#### [What you will do]
Transcribe the material below exactly as it appears.

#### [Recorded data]
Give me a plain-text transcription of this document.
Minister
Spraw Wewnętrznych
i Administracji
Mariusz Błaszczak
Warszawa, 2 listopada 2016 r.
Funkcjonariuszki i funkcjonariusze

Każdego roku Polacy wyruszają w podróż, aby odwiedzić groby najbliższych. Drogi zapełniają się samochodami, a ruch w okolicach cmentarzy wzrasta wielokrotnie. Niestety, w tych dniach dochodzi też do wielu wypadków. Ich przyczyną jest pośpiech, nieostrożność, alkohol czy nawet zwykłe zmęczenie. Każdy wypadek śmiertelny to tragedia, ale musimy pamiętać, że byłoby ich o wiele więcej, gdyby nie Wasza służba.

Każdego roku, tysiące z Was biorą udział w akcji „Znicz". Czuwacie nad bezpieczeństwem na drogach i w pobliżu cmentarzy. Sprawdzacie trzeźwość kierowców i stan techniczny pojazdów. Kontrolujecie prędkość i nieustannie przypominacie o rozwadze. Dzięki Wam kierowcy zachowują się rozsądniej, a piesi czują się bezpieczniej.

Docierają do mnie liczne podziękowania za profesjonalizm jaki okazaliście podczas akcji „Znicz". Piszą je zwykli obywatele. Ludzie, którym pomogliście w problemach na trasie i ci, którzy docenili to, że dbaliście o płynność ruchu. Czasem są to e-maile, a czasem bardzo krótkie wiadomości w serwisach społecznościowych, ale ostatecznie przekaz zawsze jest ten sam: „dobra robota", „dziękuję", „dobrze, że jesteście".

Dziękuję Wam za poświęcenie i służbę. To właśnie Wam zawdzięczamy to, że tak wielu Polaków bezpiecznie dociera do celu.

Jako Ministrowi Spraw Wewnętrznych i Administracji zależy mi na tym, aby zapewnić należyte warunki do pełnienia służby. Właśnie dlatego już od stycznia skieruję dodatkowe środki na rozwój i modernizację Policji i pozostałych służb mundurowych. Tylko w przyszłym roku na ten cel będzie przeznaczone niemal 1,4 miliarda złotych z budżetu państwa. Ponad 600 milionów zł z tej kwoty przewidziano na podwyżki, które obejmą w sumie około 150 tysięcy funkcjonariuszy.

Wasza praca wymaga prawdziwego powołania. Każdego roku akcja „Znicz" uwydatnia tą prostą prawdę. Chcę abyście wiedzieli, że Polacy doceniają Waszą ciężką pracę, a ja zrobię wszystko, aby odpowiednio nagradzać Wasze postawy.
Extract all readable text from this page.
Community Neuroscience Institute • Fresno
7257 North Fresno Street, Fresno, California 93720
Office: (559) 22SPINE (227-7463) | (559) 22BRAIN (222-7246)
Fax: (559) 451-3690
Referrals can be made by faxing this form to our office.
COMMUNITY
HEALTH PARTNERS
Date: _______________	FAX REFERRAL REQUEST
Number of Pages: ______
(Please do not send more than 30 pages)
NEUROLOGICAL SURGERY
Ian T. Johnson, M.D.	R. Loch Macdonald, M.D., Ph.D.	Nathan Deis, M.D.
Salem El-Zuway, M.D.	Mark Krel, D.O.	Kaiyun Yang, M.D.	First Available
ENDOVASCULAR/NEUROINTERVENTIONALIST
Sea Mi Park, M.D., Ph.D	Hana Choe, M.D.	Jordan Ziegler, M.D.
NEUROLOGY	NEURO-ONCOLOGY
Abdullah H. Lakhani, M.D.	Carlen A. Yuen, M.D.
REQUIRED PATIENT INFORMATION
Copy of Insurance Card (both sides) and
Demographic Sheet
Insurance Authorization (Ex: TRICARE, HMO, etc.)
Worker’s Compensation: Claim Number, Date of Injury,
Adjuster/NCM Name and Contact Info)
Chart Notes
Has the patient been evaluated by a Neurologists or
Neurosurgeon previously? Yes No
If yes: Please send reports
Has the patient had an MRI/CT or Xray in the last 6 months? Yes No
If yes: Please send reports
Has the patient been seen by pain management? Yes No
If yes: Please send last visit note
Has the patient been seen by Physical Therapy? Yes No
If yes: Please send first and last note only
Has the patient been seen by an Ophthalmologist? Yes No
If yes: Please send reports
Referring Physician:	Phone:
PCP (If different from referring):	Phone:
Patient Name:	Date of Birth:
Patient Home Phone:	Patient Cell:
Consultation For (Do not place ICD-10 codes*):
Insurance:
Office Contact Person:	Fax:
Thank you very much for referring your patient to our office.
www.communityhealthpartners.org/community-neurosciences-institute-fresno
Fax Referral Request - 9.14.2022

#### [Response]
Give me a plain-text transcription of this document.
Minister
Spraw Wewnętrznych
i Administracji
Mariusz Błaszczak
Warszawa, 2 listopada 2016 r.
Funkcjonariuszki i funkcjonariusze

Każdego roku Polacy wyruszają w podróż, aby odwiedzić groby najbliższych. Drogi zapełniają się samochodami, a ruch w okolicach cmentarzy wzrasta wielokrotnie. Niestety, w tych dniach dochodzi też do wielu wypadków. Ich przyczyną jest pośpiech, nieostrożność, alkohol czy nawet zwykłe zmęczenie. Każdy wypadek śmiertelny to tragedia, ale musimy pamiętać, że byłoby ich o wiele więcej, gdyby nie Wasza służba.

Każdego roku, tysiące z Was biorą udział w akcji „Znicz". Czuwacie nad bezpieczeństwem na drogach i w pobliżu cmentarzy. Sprawdzacie trzeźwość kierowców i stan techniczny pojazdów. Kontrolujecie prędkość i nieustannie przypominacie o rozwadze. Dzięki Wam kierowcy zachowują się rozsądniej, a piesi czują się bezpieczniej.

Docierają do mnie liczne podziękowania za profesjonalizm jaki okazaliście podczas akcji „Znicz". Piszą je zwykli obywatele. Ludzie, którym pomogliście w problemach na trasie i ci, którzy docenili to, że dbaliście o płynność ruchu. Czasem są to e-maile, a czasem bardzo krótkie wiadomości w serwisach społecznościowych, ale ostatecznie przekaz zawsze jest ten sam: „dobra robota", „dziękuję", „dobrze, że jesteście".

Dziękuję Wam za poświęcenie i służbę. To właśnie Wam zawdzięczamy to, że tak wielu Polaków bezpiecznie dociera do celu.

Jako Ministrowi Spraw Wewnętrznych i Administracji zależy mi na tym, aby zapewnić należyte warunki do pełnienia służby. Właśnie dlatego już od stycznia skieruję dodatkowe środki na rozwój i modernizację Policji i pozostałych służb mundurowych. Tylko w przyszłym roku na ten cel będzie przeznaczone niemal 1,4 miliarda złotych z budżetu państwa. Ponad 600 milionów zł z tej kwoty przewidziano na podwyżki, które obejmą w sumie około 150 tysięcy funkcjonariuszy.

Wasza praca wymaga prawdziwego powołania. Każdego roku akcja „Znicz" uwydatnia tą prostą prawdę. Chcę abyście wiedzieli, że Polacy doceniają Waszą ciężką pracę, a ja zrobię wszystko, aby odpowiednio nagradzać Wasze postawy.
Extract all readable text from this page.
Community Neuroscience Institute • Fresno
7257 North Fresno Street, Fresno, California 93720
Office: (559) 22SPINE (227-7463) | (559) 22BRAIN (222-7246)
Fax: (559) 451-3690
Referrals can be made by faxing this form to our office.
COMMUNITY
HEALTH PARTNERS
Date: _______________	FAX REFERRAL REQUEST
Number of Pages: ______
(Please do not send more than 30 pages)
NEUROLOGICAL SURGERY
Ian T. Johnson, M.D.	R. Loch Macdonald, M.D., Ph.D.	Nathan Deis, M.D.
Salem El-Zuway, M.D.	Mark Krel, D.O.	Kaiyun Yang, M.D.	First Available
ENDOVASCULAR/NEUROINTERVENTIONALIST
Sea Mi Park, M.D., Ph.D	Hana Choe, M.D.	Jordan Ziegler, M.D.
NEUROLOGY	NEURO-ONCOLOGY
Abdullah H. Lakhani, M.D.	Carlen A. Yuen, M.D.
REQUIRED PATIENT INFORMATION
Copy of Insurance Card (both sides) and
Demographic Sheet
Insurance Authorization (Ex: TRICARE, HMO, etc.)
Worker’s Compensation: Claim Number, Date of Injury,
Adjuster/NCM Name and Contact Info)
Chart Notes
Has the patient been evaluated by a Neurologists or
Neurosurgeon previously? Yes No
If yes: Please send reports
Has the patient had an MRI/CT or Xray in the last 6 months? Yes No
If yes: Please send reports
Has the patient been seen by pain management? Yes No
If yes: Please send last visit note
Has the patient been seen by Physical Therapy? Yes No
If yes: Please send first and last note only
Has the patient been seen by an Ophthalmologist? Yes No
If yes: Please send reports
Referring Physician:	Phone:
PCP (If different from referring):	Phone:
Patient Name:	Date of Birth:
Patient Home Phone:	Patient Cell:
Consultation For (Do not place ICD-10 codes*):
Insurance:
Office Contact Person:	Fax:
Thank you very much for referring your patient to our office.
www.communityhealthpartners.org/community-neurosciences-institute-fresno
Fax Referral Request - 9.14.2022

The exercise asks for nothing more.